Written problem
Reproduce the entire listing word for word.

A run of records
<<<<
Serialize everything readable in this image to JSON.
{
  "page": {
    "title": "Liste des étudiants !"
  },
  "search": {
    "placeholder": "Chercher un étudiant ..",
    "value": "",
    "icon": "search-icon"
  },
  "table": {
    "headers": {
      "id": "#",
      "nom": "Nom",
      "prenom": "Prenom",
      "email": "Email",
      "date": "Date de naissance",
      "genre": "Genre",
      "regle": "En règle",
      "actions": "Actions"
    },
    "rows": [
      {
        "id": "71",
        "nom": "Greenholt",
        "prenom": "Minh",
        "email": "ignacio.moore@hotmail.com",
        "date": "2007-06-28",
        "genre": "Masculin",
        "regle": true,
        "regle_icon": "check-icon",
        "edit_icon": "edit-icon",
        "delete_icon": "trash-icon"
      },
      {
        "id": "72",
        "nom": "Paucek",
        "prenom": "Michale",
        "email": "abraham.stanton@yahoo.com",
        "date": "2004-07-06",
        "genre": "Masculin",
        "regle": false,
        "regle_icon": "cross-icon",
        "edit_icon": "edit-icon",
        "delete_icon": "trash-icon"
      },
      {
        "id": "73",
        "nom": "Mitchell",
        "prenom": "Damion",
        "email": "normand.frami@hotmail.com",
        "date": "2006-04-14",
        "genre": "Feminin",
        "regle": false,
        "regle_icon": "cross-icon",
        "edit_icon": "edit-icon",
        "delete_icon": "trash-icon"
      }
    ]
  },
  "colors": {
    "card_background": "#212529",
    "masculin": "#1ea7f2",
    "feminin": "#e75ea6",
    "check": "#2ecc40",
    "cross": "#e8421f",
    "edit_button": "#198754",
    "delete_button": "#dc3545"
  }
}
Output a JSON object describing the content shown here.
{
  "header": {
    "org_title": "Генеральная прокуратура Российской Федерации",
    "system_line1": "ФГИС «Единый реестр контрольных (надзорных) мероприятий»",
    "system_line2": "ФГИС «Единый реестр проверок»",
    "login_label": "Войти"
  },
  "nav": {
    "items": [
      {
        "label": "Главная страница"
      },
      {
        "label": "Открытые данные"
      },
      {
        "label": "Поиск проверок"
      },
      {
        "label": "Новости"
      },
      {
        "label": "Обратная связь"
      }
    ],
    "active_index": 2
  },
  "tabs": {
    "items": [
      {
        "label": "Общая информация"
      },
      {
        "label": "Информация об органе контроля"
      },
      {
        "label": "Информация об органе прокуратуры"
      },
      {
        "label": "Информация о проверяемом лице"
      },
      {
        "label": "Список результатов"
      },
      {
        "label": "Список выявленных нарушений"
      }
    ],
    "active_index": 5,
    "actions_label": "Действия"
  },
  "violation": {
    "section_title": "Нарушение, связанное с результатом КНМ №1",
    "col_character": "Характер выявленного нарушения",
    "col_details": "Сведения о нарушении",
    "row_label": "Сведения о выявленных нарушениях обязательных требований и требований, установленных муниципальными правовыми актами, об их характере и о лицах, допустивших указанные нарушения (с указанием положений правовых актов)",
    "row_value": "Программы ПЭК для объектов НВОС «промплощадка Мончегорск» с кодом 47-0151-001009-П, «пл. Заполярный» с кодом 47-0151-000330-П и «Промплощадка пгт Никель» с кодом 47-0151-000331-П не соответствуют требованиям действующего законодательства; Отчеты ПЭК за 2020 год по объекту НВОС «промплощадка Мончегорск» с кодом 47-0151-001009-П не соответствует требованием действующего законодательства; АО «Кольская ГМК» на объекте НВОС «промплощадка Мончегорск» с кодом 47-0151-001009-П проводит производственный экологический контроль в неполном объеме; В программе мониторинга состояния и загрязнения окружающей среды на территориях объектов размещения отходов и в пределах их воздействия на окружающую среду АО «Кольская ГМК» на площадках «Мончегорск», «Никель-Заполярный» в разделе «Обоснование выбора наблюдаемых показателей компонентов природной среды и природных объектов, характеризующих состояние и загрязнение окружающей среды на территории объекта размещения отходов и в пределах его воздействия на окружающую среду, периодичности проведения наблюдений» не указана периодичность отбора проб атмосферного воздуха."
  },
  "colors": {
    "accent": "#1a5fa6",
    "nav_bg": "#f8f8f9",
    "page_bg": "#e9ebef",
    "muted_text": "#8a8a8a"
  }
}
>>>>
Response to the task
Serialize everything readable in this image to JSON.
{
  "page": {
    "title": "Liste des étudiants !"
  },
  "search": {
    "placeholder": "Chercher un étudiant ..",
    "value": "",
    "icon": "search-icon"
  },
  "table": {
    "headers": {
      "id": "#",
      "nom": "Nom",
      "prenom": "Prenom",
      "email": "Email",
      "date": "Date de naissance",
      "genre": "Genre",
      "regle": "En règle",
      "actions": "Actions"
    },
    "rows": [
      {
        "id": "71",
        "nom": "Greenholt",
        "prenom": "Minh",
        "email": "ignacio.moore@hotmail.com",
        "date": "2007-06-28",
        "genre": "Masculin",
        "regle": true,
        "regle_icon": "check-icon",
        "edit_icon": "edit-icon",
        "delete_icon": "trash-icon"
      },
      {
        "id": "72",
        "nom": "Paucek",
        "prenom": "Michale",
        "email": "abraham.stanton@yahoo.com",
        "date": "2004-07-06",
        "genre": "Masculin",
        "regle": false,
        "regle_icon": "cross-icon",
        "edit_icon": "edit-icon",
        "delete_icon": "trash-icon"
      },
      {
        "id": "73",
        "nom": "Mitchell",
        "prenom": "Damion",
        "email": "normand.frami@hotmail.com",
        "date": "2006-04-14",
        "genre": "Feminin",
        "regle": false,
        "regle_icon": "cross-icon",
        "edit_icon": "edit-icon",
        "delete_icon": "trash-icon"
      }
    ]
  },
  "colors": {
    "card_background": "#212529",
    "masculin": "#1ea7f2",
    "feminin": "#e75ea6",
    "check": "#2ecc40",
    "cross": "#e8421f",
    "edit_button": "#198754",
    "delete_button": "#dc3545"
  }
}
Output a JSON object describing the content shown here.
{
  "header": {
    "org_title": "Генеральная прокуратура Российской Федерации",
    "system_line1": "ФГИС «Единый реестр контрольных (надзорных) мероприятий»",
    "system_line2": "ФГИС «Единый реестр проверок»",
    "login_label": "Войти"
  },
  "nav": {
    "items": [
      {
        "label": "Главная страница"
      },
      {
        "label": "Открытые данные"
      },
      {
        "label": "Поиск проверок"
      },
      {
        "label": "Новости"
      },
      {
        "label": "Обратная связь"
      }
    ],
    "active_index": 2
  },
  "tabs": {
    "items": [
      {
        "label": "Общая информация"
      },
      {
        "label": "Информация об органе контроля"
      },
      {
        "label": "Информация об органе прокуратуры"
      },
      {
        "label": "Информация о проверяемом лице"
      },
      {
        "label": "Список результатов"
      },
      {
        "label": "Список выявленных нарушений"
      }
    ],
    "active_index": 5,
    "actions_label": "Действия"
  },
  "violation": {
    "section_title": "Нарушение, связанное с результатом КНМ №1",
    "col_character": "Характер выявленного нарушения",
    "col_details": "Сведения о нарушении",
    "row_label": "Сведения о выявленных нарушениях обязательных требований и требований, установленных муниципальными правовыми актами, об их характере и о лицах, допустивших указанные нарушения (с указанием положений правовых актов)",
    "row_value": "Программы ПЭК для объектов НВОС «промплощадка Мончегорск» с кодом 47-0151-001009-П, «пл. Заполярный» с кодом 47-0151-000330-П и «Промплощадка пгт Никель» с кодом 47-0151-000331-П не соответствуют требованиям действующего законодательства; Отчеты ПЭК за 2020 год по объекту НВОС «промплощадка Мончегорск» с кодом 47-0151-001009-П не соответствует требованием действующего законодательства; АО «Кольская ГМК» на объекте НВОС «промплощадка Мончегорск» с кодом 47-0151-001009-П проводит производственный экологический контроль в неполном объеме; В программе мониторинга состояния и загрязнения окружающей среды на территориях объектов размещения отходов и в пределах их воздействия на окружающую среду АО «Кольская ГМК» на площадках «Мончегорск», «Никель-Заполярный» в разделе «Обоснование выбора наблюдаемых показателей компонентов природной среды и природных объектов, характеризующих состояние и загрязнение окружающей среды на территории объекта размещения отходов и в пределах его воздействия на окружающую среду, периодичности проведения наблюдений» не указана периодичность отбора проб атмосферного воздуха."
  },
  "colors": {
    "accent": "#1a5fa6",
    "nav_bg": "#f8f8f9",
    "page_bg": "#e9ebef",
    "muted_text": "#8a8a8a"
  }
}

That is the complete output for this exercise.